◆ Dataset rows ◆
◆ ◆ ◆ ◆

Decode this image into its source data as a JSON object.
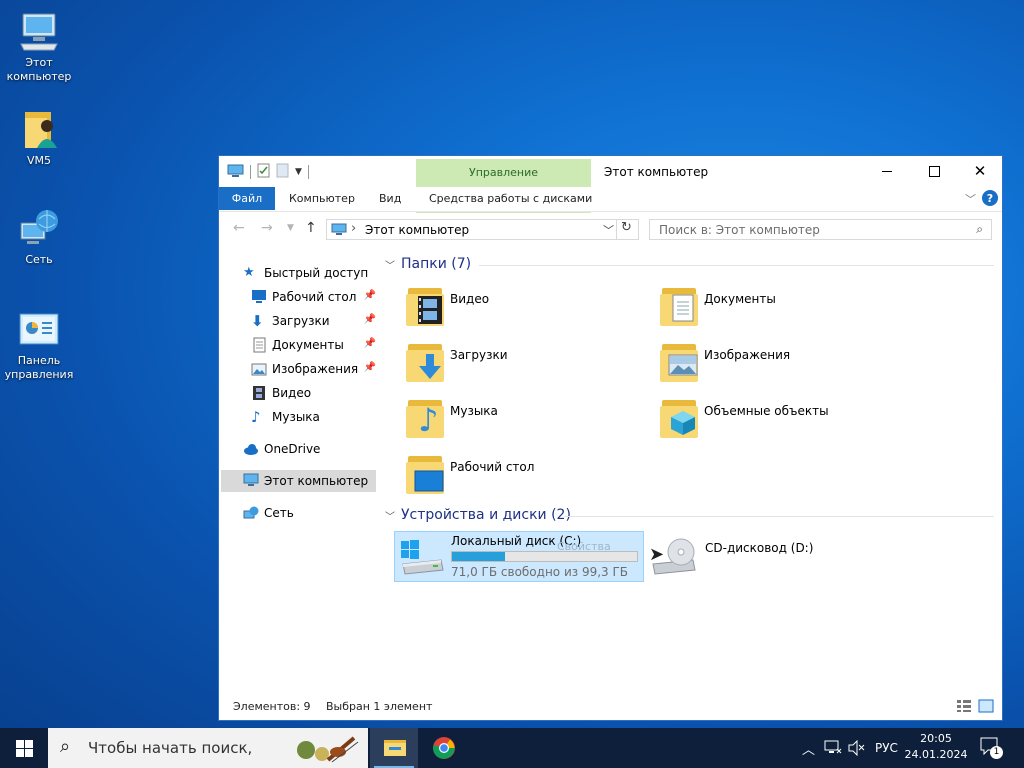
{
  "desktop": {
    "icons": [
      {
        "label": "Этот\nкомпьютер",
        "icon": "computer-icon"
      },
      {
        "label": "VM5",
        "icon": "user-folder-icon"
      },
      {
        "label": "Сеть",
        "icon": "network-icon"
      },
      {
        "label": "Панель\nуправления",
        "icon": "control-panel-icon"
      }
    ]
  },
  "window": {
    "title": "Этот компьютер",
    "contextual_tab_group": "Управление",
    "ribbon_tabs": [
      "Файл",
      "Компьютер",
      "Вид",
      "Средства работы с дисками"
    ],
    "help_label": "?",
    "address_text": "Этот компьютер",
    "address_chevron": "›",
    "search_placeholder": "Поиск в: Этот компьютер",
    "accent": "#1a6ec5",
    "manage_color": "#cde9b4"
  },
  "nav_pane": {
    "quick_access": "Быстрый доступ",
    "quick_items": [
      {
        "label": "Рабочий стол",
        "pinned": true
      },
      {
        "label": "Загрузки",
        "pinned": true
      },
      {
        "label": "Документы",
        "pinned": true
      },
      {
        "label": "Изображения",
        "pinned": true
      },
      {
        "label": "Видео",
        "pinned": false
      },
      {
        "label": "Музыка",
        "pinned": false
      }
    ],
    "onedrive": "OneDrive",
    "this_pc": "Этот компьютер",
    "network": "Сеть"
  },
  "content": {
    "folders_header": "Папки (7)",
    "folders": [
      "Видео",
      "Документы",
      "Загрузки",
      "Изображения",
      "Музыка",
      "Объемные объекты",
      "Рабочий стол"
    ],
    "devices_header": "Устройства и диски (2)",
    "drive_c": {
      "name": "Локальный диск (C:)",
      "free_text": "71,0 ГБ свободно из 99,3 ГБ",
      "used_fraction": 0.285,
      "ghost_text": "Свойства"
    },
    "drive_d": {
      "name": "CD-дисковод (D:)"
    }
  },
  "status": {
    "items": "Элементов: 9",
    "selected": "Выбран 1 элемент"
  },
  "taskbar": {
    "search_placeholder": "Чтобы начать поиск,",
    "language": "РУС",
    "time": "20:05",
    "date": "24.01.2024",
    "notification_count": "1"
  }
}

◆ ◆ ◆ ◆

◆ INSTRUCTION ◆
Your copy should hold every record word for word and none of the pictures.

◆ COMPLETED EXERCISE ◆
Decode this image into its source data as a JSON object.
{
  "desktop": {
    "icons": [
      {
        "label": "Этот\nкомпьютер",
        "icon": "computer-icon"
      },
      {
        "label": "VM5",
        "icon": "user-folder-icon"
      },
      {
        "label": "Сеть",
        "icon": "network-icon"
      },
      {
        "label": "Панель\nуправления",
        "icon": "control-panel-icon"
      }
    ]
  },
  "window": {
    "title": "Этот компьютер",
    "contextual_tab_group": "Управление",
    "ribbon_tabs": [
      "Файл",
      "Компьютер",
      "Вид",
      "Средства работы с дисками"
    ],
    "help_label": "?",
    "address_text": "Этот компьютер",
    "address_chevron": "›",
    "search_placeholder": "Поиск в: Этот компьютер",
    "accent": "#1a6ec5",
    "manage_color": "#cde9b4"
  },
  "nav_pane": {
    "quick_access": "Быстрый доступ",
    "quick_items": [
      {
        "label": "Рабочий стол",
        "pinned": true
      },
      {
        "label": "Загрузки",
        "pinned": true
      },
      {
        "label": "Документы",
        "pinned": true
      },
      {
        "label": "Изображения",
        "pinned": true
      },
      {
        "label": "Видео",
        "pinned": false
      },
      {
        "label": "Музыка",
        "pinned": false
      }
    ],
    "onedrive": "OneDrive",
    "this_pc": "Этот компьютер",
    "network": "Сеть"
  },
  "content": {
    "folders_header": "Папки (7)",
    "folders": [
      "Видео",
      "Документы",
      "Загрузки",
      "Изображения",
      "Музыка",
      "Объемные объекты",
      "Рабочий стол"
    ],
    "devices_header": "Устройства и диски (2)",
    "drive_c": {
      "name": "Локальный диск (C:)",
      "free_text": "71,0 ГБ свободно из 99,3 ГБ",
      "used_fraction": 0.285,
      "ghost_text": "Свойства"
    },
    "drive_d": {
      "name": "CD-дисковод (D:)"
    }
  },
  "status": {
    "items": "Элементов: 9",
    "selected": "Выбран 1 элемент"
  },
  "taskbar": {
    "search_placeholder": "Чтобы начать поиск,",
    "language": "РУС",
    "time": "20:05",
    "date": "24.01.2024",
    "notification_count": "1"
  }
}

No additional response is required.